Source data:
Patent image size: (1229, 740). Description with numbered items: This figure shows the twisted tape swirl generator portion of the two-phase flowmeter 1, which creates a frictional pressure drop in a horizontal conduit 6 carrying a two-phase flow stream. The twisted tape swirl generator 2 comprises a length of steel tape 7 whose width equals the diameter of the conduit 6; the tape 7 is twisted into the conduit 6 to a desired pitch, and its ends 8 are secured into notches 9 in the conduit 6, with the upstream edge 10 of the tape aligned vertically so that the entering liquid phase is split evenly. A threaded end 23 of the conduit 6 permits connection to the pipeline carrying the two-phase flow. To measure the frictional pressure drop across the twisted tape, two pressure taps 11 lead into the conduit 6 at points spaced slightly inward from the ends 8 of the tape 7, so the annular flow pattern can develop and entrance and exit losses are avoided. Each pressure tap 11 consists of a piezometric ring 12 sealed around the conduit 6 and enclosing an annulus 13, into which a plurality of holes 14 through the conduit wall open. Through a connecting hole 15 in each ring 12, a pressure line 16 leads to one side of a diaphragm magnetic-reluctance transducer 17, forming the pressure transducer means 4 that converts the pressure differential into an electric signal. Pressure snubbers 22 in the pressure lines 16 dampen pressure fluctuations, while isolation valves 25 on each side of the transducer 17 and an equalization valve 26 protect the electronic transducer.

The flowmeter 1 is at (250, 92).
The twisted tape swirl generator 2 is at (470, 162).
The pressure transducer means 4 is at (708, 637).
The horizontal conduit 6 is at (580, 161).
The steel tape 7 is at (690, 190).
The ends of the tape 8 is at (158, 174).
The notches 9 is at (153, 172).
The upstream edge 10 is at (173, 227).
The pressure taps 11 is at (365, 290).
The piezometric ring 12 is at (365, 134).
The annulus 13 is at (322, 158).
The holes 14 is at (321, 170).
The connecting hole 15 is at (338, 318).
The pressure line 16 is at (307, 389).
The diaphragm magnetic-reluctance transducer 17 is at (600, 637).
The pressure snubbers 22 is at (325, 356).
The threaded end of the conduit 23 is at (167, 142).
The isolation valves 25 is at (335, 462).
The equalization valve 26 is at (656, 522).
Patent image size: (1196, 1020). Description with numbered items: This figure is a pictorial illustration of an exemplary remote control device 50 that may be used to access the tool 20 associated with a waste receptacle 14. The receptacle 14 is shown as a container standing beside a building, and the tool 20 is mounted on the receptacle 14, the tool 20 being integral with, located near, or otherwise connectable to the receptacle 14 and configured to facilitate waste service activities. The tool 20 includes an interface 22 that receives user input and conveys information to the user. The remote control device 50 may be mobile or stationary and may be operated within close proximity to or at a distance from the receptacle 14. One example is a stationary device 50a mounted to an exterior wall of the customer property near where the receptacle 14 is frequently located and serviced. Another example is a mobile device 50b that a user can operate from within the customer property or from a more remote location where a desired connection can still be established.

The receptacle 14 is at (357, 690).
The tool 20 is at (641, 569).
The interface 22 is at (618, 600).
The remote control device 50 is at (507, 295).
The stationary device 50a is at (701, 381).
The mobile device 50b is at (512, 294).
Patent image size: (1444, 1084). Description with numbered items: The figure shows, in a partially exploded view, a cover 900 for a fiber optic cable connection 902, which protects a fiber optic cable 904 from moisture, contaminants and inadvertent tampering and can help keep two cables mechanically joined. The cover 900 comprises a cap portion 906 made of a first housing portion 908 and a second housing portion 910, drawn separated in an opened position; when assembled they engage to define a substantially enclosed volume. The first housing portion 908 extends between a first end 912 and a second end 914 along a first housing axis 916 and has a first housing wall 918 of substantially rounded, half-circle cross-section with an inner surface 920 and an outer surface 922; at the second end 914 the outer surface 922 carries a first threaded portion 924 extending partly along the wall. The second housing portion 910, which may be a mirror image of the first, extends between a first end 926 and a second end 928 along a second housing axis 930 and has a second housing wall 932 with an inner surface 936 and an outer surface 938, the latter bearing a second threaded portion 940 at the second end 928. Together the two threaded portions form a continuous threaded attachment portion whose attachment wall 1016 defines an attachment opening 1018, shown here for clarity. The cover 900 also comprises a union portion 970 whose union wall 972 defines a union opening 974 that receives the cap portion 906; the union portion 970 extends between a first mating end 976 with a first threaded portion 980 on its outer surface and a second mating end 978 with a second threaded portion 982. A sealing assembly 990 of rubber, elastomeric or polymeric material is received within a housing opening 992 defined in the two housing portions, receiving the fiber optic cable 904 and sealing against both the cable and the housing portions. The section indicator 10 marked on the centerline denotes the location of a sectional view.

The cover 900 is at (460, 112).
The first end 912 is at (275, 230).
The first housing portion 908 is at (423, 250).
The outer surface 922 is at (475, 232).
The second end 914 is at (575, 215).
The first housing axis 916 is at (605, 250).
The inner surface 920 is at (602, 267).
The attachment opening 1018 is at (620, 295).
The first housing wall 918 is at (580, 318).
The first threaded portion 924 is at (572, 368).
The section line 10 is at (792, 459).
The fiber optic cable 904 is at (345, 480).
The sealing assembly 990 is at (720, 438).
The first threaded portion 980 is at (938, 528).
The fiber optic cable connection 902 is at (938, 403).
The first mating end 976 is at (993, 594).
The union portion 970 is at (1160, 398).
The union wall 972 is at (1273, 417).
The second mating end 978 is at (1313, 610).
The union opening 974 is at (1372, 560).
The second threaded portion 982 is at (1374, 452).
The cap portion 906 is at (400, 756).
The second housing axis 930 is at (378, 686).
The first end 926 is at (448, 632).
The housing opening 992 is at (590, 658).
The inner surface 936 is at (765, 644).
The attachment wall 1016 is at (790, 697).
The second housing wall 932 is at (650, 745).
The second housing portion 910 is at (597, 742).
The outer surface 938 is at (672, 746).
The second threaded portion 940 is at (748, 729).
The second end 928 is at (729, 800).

-- Exercise goal --
Gather each line from the items above that contains the word "flowmeter".

-- Solution to the exercise --
Patent image size: (1229, 740). Description with numbered items: This figure shows the twisted tape swirl generator portion of the two-phase flowmeter 1, which creates a frictional pressure drop in a horizontal conduit 6 carrying a two-phase flow stream. The twisted tape swirl generator 2 comprises a length of steel tape 7 whose width equals the diameter of the conduit 6; the tape 7 is twisted into the conduit 6 to a desired pitch, and its ends 8 are secured into notches 9 in the conduit 6, with the upstream edge 10 of the tape aligned vertically so that the entering liquid phase is split evenly. A threaded end 23 of the conduit 6 permits connection to the pipeline carrying the two-phase flow. To measure the frictional pressure drop across the twisted tape, two pressure taps 11 lead into the conduit 6 at points spaced slightly inward from the ends 8 of the tape 7, so the annular flow pattern can develop and entrance and exit losses are avoided. Each pressure tap 11 consists of a piezometric ring 12 sealed around the conduit 6 and enclosing an annulus 13, into which a plurality of holes 14 through the conduit wall open. Through a connecting hole 15 in each ring 12, a pressure line 16 leads to one side of a diaphragm magnetic-reluctance transducer 17, forming the pressure transducer means 4 that converts the pressure differential into an electric signal. Pressure snubbers 22 in the pressure lines 16 dampen pressure fluctuations, while isolation valves 25 on each side of the transducer 17 and an equalization valve 26 protect the electronic transducer.
The flowmeter 1 is at (250, 92).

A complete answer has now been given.